>> BEGIN Extracted material
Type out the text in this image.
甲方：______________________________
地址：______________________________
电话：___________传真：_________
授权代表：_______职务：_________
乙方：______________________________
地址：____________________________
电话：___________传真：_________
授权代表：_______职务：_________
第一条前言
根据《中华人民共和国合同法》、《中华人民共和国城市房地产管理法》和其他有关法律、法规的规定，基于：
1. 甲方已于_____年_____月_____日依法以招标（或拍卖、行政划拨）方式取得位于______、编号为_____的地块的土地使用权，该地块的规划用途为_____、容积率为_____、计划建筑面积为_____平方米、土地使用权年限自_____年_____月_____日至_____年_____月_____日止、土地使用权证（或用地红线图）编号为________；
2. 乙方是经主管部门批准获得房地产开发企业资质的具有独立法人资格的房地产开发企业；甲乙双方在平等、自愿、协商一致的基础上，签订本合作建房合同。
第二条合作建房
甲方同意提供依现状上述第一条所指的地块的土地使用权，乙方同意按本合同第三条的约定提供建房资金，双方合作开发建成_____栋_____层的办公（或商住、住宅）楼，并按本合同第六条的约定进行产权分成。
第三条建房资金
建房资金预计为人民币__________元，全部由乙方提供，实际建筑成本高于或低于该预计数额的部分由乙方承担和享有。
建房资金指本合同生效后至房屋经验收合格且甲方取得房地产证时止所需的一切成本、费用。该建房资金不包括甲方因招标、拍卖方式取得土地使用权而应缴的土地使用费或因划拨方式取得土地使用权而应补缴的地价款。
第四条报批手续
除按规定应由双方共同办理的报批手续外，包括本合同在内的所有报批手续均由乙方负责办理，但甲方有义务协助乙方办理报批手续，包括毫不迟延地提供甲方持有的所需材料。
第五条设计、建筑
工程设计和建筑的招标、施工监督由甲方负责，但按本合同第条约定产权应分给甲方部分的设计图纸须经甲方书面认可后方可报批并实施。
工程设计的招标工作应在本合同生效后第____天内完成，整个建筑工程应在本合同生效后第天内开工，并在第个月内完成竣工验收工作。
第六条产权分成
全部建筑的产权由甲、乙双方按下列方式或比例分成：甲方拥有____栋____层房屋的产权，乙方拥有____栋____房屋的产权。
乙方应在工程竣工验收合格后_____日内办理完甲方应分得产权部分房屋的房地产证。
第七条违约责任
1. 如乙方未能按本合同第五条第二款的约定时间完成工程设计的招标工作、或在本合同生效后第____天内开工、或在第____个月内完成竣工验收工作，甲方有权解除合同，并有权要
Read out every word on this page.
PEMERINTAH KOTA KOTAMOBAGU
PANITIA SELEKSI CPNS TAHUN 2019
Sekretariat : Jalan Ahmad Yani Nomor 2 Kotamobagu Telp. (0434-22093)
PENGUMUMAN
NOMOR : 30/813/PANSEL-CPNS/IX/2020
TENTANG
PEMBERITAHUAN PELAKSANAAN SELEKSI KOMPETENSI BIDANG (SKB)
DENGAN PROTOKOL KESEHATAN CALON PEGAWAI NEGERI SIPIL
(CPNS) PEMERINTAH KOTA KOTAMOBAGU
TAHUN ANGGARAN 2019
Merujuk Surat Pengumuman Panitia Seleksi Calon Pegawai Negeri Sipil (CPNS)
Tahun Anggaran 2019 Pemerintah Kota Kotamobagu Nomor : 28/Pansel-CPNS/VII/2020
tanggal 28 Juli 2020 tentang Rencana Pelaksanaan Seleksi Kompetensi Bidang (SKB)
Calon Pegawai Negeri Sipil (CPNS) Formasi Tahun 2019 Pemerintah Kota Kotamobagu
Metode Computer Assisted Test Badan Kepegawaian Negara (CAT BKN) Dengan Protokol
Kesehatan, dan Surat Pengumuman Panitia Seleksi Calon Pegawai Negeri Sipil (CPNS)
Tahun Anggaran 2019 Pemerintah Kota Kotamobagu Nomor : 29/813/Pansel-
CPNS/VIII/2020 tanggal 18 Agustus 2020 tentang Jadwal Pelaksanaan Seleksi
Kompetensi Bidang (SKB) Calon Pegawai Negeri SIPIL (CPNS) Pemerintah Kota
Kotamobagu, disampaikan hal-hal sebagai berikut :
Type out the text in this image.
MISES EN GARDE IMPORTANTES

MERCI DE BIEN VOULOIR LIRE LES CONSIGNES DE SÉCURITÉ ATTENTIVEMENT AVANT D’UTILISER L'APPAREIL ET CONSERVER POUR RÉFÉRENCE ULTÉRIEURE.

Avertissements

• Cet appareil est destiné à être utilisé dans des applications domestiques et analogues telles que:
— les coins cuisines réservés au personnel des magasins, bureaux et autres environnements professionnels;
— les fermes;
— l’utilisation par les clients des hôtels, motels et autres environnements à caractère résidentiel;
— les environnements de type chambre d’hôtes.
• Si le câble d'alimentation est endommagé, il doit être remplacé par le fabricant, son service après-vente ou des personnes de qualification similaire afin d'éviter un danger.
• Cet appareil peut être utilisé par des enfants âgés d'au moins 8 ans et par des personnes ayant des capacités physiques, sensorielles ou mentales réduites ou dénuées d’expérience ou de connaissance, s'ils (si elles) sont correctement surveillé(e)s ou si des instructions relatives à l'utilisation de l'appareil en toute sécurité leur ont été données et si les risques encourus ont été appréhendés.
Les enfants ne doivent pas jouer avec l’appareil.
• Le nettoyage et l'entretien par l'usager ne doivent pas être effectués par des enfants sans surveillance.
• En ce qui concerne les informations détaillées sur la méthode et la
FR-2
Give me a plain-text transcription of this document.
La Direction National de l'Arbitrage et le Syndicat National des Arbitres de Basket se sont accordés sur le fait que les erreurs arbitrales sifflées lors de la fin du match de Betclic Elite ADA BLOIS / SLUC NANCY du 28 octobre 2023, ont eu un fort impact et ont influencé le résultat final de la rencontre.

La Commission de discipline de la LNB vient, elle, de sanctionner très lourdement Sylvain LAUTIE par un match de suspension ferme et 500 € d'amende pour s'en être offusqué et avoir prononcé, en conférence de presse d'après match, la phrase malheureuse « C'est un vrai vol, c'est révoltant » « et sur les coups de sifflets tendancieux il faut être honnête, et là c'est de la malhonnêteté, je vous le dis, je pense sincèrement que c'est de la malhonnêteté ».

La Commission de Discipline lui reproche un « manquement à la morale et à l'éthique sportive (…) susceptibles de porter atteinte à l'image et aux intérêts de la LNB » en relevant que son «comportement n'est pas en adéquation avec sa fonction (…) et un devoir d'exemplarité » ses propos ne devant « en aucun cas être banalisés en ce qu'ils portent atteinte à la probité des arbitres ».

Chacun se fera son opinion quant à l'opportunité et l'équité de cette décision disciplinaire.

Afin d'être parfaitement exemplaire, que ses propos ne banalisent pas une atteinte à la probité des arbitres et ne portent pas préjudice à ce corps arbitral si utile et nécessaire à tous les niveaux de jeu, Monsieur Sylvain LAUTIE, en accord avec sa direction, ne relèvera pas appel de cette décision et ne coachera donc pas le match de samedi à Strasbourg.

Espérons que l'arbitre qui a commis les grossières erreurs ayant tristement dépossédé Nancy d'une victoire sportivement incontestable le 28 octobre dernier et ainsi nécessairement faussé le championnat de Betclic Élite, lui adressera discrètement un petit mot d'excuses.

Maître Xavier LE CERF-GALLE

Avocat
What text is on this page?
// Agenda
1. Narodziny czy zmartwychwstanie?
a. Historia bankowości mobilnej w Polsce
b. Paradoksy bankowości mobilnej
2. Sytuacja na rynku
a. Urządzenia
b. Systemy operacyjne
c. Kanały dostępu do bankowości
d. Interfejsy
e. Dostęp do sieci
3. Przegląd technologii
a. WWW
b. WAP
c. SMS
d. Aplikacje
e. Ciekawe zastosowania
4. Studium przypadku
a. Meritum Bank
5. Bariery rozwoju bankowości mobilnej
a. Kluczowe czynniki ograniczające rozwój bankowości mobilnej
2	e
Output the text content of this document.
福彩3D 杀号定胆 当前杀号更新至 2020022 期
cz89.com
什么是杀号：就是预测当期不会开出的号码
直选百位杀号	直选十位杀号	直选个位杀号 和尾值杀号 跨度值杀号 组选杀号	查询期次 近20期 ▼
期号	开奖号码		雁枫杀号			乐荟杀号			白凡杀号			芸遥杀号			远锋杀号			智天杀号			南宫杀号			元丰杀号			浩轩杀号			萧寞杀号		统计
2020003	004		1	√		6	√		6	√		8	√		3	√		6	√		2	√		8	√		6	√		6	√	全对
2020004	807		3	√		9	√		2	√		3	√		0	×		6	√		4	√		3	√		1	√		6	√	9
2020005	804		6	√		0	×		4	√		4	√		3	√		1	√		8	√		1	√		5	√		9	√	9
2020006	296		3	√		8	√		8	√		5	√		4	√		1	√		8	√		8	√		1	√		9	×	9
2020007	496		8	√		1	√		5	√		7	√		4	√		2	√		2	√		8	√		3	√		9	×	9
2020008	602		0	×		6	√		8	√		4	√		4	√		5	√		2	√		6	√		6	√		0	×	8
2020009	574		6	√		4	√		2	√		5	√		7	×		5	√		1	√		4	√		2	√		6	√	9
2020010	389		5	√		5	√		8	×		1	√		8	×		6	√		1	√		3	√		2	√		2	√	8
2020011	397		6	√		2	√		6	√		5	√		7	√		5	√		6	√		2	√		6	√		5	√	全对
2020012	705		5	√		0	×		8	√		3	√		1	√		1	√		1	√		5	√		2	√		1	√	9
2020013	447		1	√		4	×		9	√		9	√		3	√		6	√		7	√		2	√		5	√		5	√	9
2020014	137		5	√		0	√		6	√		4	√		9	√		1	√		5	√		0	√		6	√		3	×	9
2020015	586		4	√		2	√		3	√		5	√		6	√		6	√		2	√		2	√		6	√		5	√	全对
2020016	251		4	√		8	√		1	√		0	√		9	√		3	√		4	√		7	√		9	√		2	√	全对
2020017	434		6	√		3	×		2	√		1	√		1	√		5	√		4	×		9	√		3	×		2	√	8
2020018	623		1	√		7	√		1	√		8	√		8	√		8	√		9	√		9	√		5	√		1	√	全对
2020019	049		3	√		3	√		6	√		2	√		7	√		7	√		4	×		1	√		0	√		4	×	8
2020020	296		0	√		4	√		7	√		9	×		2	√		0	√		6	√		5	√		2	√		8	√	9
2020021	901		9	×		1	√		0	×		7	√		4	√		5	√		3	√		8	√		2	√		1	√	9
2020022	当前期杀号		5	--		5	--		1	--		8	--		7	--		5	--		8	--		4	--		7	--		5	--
>> END Extracted material
The task:
Extract from the material all lines containing the string "text".

Task response:
Type out the text in this image.
Type out the text in this image.
Give me a plain-text transcription of this document.
What text is on this page?
Output the text content of this document.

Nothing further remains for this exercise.